--- Work to complete ---
Every line in the listing is to be echoed verbatim.

══════

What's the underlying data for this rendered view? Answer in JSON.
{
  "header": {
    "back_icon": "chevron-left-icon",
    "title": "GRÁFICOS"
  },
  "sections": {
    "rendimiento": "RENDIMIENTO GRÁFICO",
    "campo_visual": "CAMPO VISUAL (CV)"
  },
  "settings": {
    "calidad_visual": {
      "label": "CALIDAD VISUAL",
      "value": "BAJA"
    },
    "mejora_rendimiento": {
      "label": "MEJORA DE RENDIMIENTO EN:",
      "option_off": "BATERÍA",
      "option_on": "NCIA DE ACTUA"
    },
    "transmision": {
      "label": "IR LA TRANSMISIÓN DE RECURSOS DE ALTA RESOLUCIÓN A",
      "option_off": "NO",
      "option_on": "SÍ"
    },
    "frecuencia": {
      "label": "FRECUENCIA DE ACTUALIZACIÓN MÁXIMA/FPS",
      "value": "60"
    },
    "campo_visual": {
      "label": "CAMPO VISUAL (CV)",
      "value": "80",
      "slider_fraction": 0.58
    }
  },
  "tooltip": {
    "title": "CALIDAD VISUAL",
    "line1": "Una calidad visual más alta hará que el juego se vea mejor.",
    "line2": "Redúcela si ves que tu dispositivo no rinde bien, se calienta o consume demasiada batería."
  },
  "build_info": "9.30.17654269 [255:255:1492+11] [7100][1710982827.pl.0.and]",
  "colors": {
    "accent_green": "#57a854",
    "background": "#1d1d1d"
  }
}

══════

--- Output of the task ---
What's the underlying data for this rendered view? Answer in JSON.
{
  "header": {
    "back_icon": "chevron-left-icon",
    "title": "GRÁFICOS"
  },
  "sections": {
    "rendimiento": "RENDIMIENTO GRÁFICO",
    "campo_visual": "CAMPO VISUAL (CV)"
  },
  "settings": {
    "calidad_visual": {
      "label": "CALIDAD VISUAL",
      "value": "BAJA"
    },
    "mejora_rendimiento": {
      "label": "MEJORA DE RENDIMIENTO EN:",
      "option_off": "BATERÍA",
      "option_on": "NCIA DE ACTUA"
    },
    "transmision": {
      "label": "IR LA TRANSMISIÓN DE RECURSOS DE ALTA RESOLUCIÓN A",
      "option_off": "NO",
      "option_on": "SÍ"
    },
    "frecuencia": {
      "label": "FRECUENCIA DE ACTUALIZACIÓN MÁXIMA/FPS",
      "value": "60"
    },
    "campo_visual": {
      "label": "CAMPO VISUAL (CV)",
      "value": "80",
      "slider_fraction": 0.58
    }
  },
  "tooltip": {
    "title": "CALIDAD VISUAL",
    "line1": "Una calidad visual más alta hará que el juego se vea mejor.",
    "line2": "Redúcela si ves que tu dispositivo no rinde bien, se calienta o consume demasiada batería."
  },
  "build_info": "9.30.17654269 [255:255:1492+11] [7100][1710982827.pl.0.and]",
  "colors": {
    "accent_green": "#57a854",
    "background": "#1d1d1d"
  }
}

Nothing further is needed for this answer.